Figure dataset records
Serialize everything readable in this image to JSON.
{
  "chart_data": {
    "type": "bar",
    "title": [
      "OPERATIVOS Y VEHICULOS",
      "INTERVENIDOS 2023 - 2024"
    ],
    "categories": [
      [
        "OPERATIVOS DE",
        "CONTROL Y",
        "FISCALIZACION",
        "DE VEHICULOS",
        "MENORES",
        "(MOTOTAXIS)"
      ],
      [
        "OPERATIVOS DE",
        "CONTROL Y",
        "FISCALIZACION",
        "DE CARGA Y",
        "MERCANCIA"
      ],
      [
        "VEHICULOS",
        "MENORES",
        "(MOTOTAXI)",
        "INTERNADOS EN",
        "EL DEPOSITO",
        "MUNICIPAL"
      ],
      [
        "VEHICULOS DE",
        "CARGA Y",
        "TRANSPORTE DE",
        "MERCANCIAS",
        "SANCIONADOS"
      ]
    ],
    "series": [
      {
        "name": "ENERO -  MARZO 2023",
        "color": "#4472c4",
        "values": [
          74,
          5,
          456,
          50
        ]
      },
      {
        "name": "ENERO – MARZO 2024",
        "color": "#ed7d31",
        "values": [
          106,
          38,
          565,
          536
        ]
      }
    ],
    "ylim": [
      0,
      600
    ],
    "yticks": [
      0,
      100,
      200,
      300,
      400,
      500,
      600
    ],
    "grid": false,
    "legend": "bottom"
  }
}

TASK BRIEF: Take every line that includes the string "name" and copy it.

COMPLETE OUTPUT:
        "name": "ENERO -  MARZO 2023",
        "name": "ENERO – MARZO 2024",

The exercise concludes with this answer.